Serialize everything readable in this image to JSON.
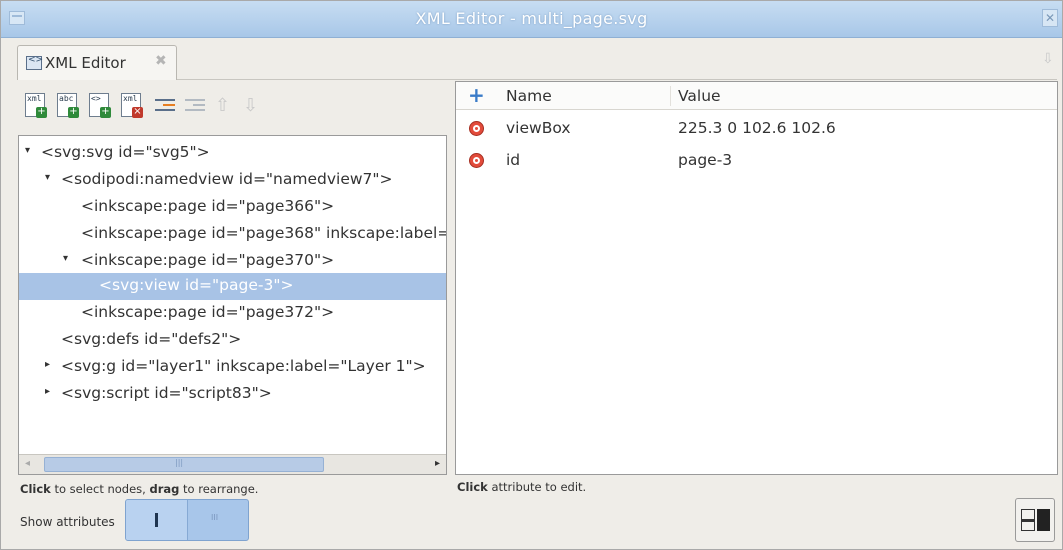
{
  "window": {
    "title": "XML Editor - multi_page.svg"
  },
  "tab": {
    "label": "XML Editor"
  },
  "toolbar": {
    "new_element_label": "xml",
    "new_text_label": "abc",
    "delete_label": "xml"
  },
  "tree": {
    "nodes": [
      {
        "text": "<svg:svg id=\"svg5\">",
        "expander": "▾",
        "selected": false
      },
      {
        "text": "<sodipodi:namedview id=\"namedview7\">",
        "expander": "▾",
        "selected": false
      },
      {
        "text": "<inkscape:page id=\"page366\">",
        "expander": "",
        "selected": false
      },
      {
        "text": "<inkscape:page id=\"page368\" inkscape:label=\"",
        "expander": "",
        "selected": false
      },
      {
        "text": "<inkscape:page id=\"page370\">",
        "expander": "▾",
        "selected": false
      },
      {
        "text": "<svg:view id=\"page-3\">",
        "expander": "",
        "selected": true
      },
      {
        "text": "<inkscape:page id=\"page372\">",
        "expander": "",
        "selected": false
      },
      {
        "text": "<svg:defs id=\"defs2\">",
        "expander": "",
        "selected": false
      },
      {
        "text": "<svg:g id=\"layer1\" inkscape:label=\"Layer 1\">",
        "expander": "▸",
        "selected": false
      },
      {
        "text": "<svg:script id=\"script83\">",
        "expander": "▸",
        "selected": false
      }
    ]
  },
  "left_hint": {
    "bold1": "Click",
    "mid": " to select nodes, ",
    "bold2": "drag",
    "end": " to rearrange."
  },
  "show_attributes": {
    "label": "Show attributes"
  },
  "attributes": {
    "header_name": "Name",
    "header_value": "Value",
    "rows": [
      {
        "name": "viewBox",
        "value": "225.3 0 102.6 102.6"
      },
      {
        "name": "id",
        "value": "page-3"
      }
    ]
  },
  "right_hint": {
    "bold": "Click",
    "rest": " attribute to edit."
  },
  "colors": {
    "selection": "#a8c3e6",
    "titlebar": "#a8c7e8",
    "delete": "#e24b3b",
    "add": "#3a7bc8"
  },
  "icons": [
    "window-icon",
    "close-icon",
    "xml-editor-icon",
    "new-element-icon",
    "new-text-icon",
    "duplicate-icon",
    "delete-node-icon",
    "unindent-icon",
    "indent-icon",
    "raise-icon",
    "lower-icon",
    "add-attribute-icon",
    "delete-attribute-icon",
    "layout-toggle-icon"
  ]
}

Required task.
Repeat every record precisely. Any picture among them stays out of the copy.

Right answer.
Serialize everything readable in this image to JSON.
{
  "window": {
    "title": "XML Editor - multi_page.svg"
  },
  "tab": {
    "label": "XML Editor"
  },
  "toolbar": {
    "new_element_label": "xml",
    "new_text_label": "abc",
    "delete_label": "xml"
  },
  "tree": {
    "nodes": [
      {
        "text": "<svg:svg id=\"svg5\">",
        "expander": "▾",
        "selected": false
      },
      {
        "text": "<sodipodi:namedview id=\"namedview7\">",
        "expander": "▾",
        "selected": false
      },
      {
        "text": "<inkscape:page id=\"page366\">",
        "expander": "",
        "selected": false
      },
      {
        "text": "<inkscape:page id=\"page368\" inkscape:label=\"",
        "expander": "",
        "selected": false
      },
      {
        "text": "<inkscape:page id=\"page370\">",
        "expander": "▾",
        "selected": false
      },
      {
        "text": "<svg:view id=\"page-3\">",
        "expander": "",
        "selected": true
      },
      {
        "text": "<inkscape:page id=\"page372\">",
        "expander": "",
        "selected": false
      },
      {
        "text": "<svg:defs id=\"defs2\">",
        "expander": "",
        "selected": false
      },
      {
        "text": "<svg:g id=\"layer1\" inkscape:label=\"Layer 1\">",
        "expander": "▸",
        "selected": false
      },
      {
        "text": "<svg:script id=\"script83\">",
        "expander": "▸",
        "selected": false
      }
    ]
  },
  "left_hint": {
    "bold1": "Click",
    "mid": " to select nodes, ",
    "bold2": "drag",
    "end": " to rearrange."
  },
  "show_attributes": {
    "label": "Show attributes"
  },
  "attributes": {
    "header_name": "Name",
    "header_value": "Value",
    "rows": [
      {
        "name": "viewBox",
        "value": "225.3 0 102.6 102.6"
      },
      {
        "name": "id",
        "value": "page-3"
      }
    ]
  },
  "right_hint": {
    "bold": "Click",
    "rest": " attribute to edit."
  },
  "colors": {
    "selection": "#a8c3e6",
    "titlebar": "#a8c7e8",
    "delete": "#e24b3b",
    "add": "#3a7bc8"
  },
  "icons": [
    "window-icon",
    "close-icon",
    "xml-editor-icon",
    "new-element-icon",
    "new-text-icon",
    "duplicate-icon",
    "delete-node-icon",
    "unindent-icon",
    "indent-icon",
    "raise-icon",
    "lower-icon",
    "add-attribute-icon",
    "delete-attribute-icon",
    "layout-toggle-icon"
  ]
}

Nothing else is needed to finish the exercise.